* **Task inputs**

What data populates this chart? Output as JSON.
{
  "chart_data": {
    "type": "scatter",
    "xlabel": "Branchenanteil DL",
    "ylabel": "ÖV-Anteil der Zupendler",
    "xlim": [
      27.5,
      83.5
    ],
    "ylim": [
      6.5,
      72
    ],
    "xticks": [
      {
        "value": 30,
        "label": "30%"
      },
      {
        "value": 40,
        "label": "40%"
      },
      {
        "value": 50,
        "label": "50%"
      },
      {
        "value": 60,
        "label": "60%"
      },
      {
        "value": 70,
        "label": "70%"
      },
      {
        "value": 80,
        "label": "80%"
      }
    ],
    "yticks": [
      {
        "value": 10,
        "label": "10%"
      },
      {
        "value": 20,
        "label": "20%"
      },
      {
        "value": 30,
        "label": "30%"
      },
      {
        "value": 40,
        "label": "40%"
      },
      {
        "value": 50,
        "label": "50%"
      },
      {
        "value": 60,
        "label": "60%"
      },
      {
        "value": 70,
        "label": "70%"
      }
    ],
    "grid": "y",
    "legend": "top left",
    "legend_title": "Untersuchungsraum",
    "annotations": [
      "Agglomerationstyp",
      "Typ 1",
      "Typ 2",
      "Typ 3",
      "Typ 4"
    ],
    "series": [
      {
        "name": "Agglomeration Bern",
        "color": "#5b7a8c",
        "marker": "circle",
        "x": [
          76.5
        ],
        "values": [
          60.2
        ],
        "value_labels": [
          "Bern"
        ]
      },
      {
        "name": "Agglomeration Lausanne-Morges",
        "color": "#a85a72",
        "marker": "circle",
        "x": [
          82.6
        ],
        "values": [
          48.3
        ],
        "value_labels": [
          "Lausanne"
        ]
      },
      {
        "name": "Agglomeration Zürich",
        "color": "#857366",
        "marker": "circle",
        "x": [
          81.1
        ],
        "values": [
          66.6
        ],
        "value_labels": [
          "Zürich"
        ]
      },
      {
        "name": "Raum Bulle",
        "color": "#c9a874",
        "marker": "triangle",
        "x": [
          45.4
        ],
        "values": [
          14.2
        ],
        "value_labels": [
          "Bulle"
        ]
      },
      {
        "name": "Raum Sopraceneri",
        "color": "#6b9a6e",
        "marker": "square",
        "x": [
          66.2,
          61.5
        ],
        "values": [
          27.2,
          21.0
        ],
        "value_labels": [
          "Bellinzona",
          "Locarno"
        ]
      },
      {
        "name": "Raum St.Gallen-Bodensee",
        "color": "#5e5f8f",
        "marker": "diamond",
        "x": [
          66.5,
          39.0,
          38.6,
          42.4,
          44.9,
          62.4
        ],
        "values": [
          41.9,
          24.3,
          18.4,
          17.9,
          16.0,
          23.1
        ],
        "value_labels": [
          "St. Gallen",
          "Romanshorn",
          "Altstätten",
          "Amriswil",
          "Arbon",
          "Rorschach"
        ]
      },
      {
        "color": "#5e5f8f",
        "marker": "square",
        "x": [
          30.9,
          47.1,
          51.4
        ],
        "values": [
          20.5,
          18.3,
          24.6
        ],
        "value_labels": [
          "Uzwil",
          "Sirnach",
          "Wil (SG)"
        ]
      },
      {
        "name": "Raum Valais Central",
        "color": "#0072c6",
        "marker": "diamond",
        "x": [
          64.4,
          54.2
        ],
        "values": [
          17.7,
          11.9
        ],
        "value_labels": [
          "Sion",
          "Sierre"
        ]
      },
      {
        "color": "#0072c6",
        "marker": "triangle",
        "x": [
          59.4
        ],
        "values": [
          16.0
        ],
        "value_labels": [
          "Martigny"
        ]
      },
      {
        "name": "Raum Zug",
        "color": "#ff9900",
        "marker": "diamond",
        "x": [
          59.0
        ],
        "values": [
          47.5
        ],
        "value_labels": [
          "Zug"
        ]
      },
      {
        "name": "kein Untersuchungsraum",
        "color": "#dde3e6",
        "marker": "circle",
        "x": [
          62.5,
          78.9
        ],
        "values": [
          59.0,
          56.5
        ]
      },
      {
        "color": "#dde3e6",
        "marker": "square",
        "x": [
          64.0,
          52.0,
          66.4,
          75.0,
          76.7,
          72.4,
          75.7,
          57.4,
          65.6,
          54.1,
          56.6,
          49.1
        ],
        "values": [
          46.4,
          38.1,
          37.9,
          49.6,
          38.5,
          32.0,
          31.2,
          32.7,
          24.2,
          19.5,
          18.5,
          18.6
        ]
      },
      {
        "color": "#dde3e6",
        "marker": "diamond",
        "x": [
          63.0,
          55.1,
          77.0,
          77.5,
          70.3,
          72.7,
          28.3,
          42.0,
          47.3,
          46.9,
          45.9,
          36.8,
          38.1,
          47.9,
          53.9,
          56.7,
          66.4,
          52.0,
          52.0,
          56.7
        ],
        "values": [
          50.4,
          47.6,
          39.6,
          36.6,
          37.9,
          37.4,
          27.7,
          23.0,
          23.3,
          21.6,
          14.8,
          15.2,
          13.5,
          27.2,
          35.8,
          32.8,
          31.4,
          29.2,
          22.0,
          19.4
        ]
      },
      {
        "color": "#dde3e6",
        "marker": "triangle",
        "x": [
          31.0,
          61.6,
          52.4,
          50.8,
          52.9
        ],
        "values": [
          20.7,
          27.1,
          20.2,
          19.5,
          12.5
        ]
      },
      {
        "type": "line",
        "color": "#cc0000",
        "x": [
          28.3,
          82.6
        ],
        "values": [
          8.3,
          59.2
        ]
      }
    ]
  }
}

* **What you have to do**
Your task is to quote all of the data word for word.

* **Solution for this exercise**
What data populates this chart? Output as JSON.
{
  "chart_data": {
    "type": "scatter",
    "xlabel": "Branchenanteil DL",
    "ylabel": "ÖV-Anteil der Zupendler",
    "xlim": [
      27.5,
      83.5
    ],
    "ylim": [
      6.5,
      72
    ],
    "xticks": [
      {
        "value": 30,
        "label": "30%"
      },
      {
        "value": 40,
        "label": "40%"
      },
      {
        "value": 50,
        "label": "50%"
      },
      {
        "value": 60,
        "label": "60%"
      },
      {
        "value": 70,
        "label": "70%"
      },
      {
        "value": 80,
        "label": "80%"
      }
    ],
    "yticks": [
      {
        "value": 10,
        "label": "10%"
      },
      {
        "value": 20,
        "label": "20%"
      },
      {
        "value": 30,
        "label": "30%"
      },
      {
        "value": 40,
        "label": "40%"
      },
      {
        "value": 50,
        "label": "50%"
      },
      {
        "value": 60,
        "label": "60%"
      },
      {
        "value": 70,
        "label": "70%"
      }
    ],
    "grid": "y",
    "legend": "top left",
    "legend_title": "Untersuchungsraum",
    "annotations": [
      "Agglomerationstyp",
      "Typ 1",
      "Typ 2",
      "Typ 3",
      "Typ 4"
    ],
    "series": [
      {
        "name": "Agglomeration Bern",
        "color": "#5b7a8c",
        "marker": "circle",
        "x": [
          76.5
        ],
        "values": [
          60.2
        ],
        "value_labels": [
          "Bern"
        ]
      },
      {
        "name": "Agglomeration Lausanne-Morges",
        "color": "#a85a72",
        "marker": "circle",
        "x": [
          82.6
        ],
        "values": [
          48.3
        ],
        "value_labels": [
          "Lausanne"
        ]
      },
      {
        "name": "Agglomeration Zürich",
        "color": "#857366",
        "marker": "circle",
        "x": [
          81.1
        ],
        "values": [
          66.6
        ],
        "value_labels": [
          "Zürich"
        ]
      },
      {
        "name": "Raum Bulle",
        "color": "#c9a874",
        "marker": "triangle",
        "x": [
          45.4
        ],
        "values": [
          14.2
        ],
        "value_labels": [
          "Bulle"
        ]
      },
      {
        "name": "Raum Sopraceneri",
        "color": "#6b9a6e",
        "marker": "square",
        "x": [
          66.2,
          61.5
        ],
        "values": [
          27.2,
          21.0
        ],
        "value_labels": [
          "Bellinzona",
          "Locarno"
        ]
      },
      {
        "name": "Raum St.Gallen-Bodensee",
        "color": "#5e5f8f",
        "marker": "diamond",
        "x": [
          66.5,
          39.0,
          38.6,
          42.4,
          44.9,
          62.4
        ],
        "values": [
          41.9,
          24.3,
          18.4,
          17.9,
          16.0,
          23.1
        ],
        "value_labels": [
          "St. Gallen",
          "Romanshorn",
          "Altstätten",
          "Amriswil",
          "Arbon",
          "Rorschach"
        ]
      },
      {
        "color": "#5e5f8f",
        "marker": "square",
        "x": [
          30.9,
          47.1,
          51.4
        ],
        "values": [
          20.5,
          18.3,
          24.6
        ],
        "value_labels": [
          "Uzwil",
          "Sirnach",
          "Wil (SG)"
        ]
      },
      {
        "name": "Raum Valais Central",
        "color": "#0072c6",
        "marker": "diamond",
        "x": [
          64.4,
          54.2
        ],
        "values": [
          17.7,
          11.9
        ],
        "value_labels": [
          "Sion",
          "Sierre"
        ]
      },
      {
        "color": "#0072c6",
        "marker": "triangle",
        "x": [
          59.4
        ],
        "values": [
          16.0
        ],
        "value_labels": [
          "Martigny"
        ]
      },
      {
        "name": "Raum Zug",
        "color": "#ff9900",
        "marker": "diamond",
        "x": [
          59.0
        ],
        "values": [
          47.5
        ],
        "value_labels": [
          "Zug"
        ]
      },
      {
        "name": "kein Untersuchungsraum",
        "color": "#dde3e6",
        "marker": "circle",
        "x": [
          62.5,
          78.9
        ],
        "values": [
          59.0,
          56.5
        ]
      },
      {
        "color": "#dde3e6",
        "marker": "square",
        "x": [
          64.0,
          52.0,
          66.4,
          75.0,
          76.7,
          72.4,
          75.7,
          57.4,
          65.6,
          54.1,
          56.6,
          49.1
        ],
        "values": [
          46.4,
          38.1,
          37.9,
          49.6,
          38.5,
          32.0,
          31.2,
          32.7,
          24.2,
          19.5,
          18.5,
          18.6
        ]
      },
      {
        "color": "#dde3e6",
        "marker": "diamond",
        "x": [
          63.0,
          55.1,
          77.0,
          77.5,
          70.3,
          72.7,
          28.3,
          42.0,
          47.3,
          46.9,
          45.9,
          36.8,
          38.1,
          47.9,
          53.9,
          56.7,
          66.4,
          52.0,
          52.0,
          56.7
        ],
        "values": [
          50.4,
          47.6,
          39.6,
          36.6,
          37.9,
          37.4,
          27.7,
          23.0,
          23.3,
          21.6,
          14.8,
          15.2,
          13.5,
          27.2,
          35.8,
          32.8,
          31.4,
          29.2,
          22.0,
          19.4
        ]
      },
      {
        "color": "#dde3e6",
        "marker": "triangle",
        "x": [
          31.0,
          61.6,
          52.4,
          50.8,
          52.9
        ],
        "values": [
          20.7,
          27.1,
          20.2,
          19.5,
          12.5
        ]
      },
      {
        "type": "line",
        "color": "#cc0000",
        "x": [
          28.3,
          82.6
        ],
        "values": [
          8.3,
          59.2
        ]
      }
    ]
  }
}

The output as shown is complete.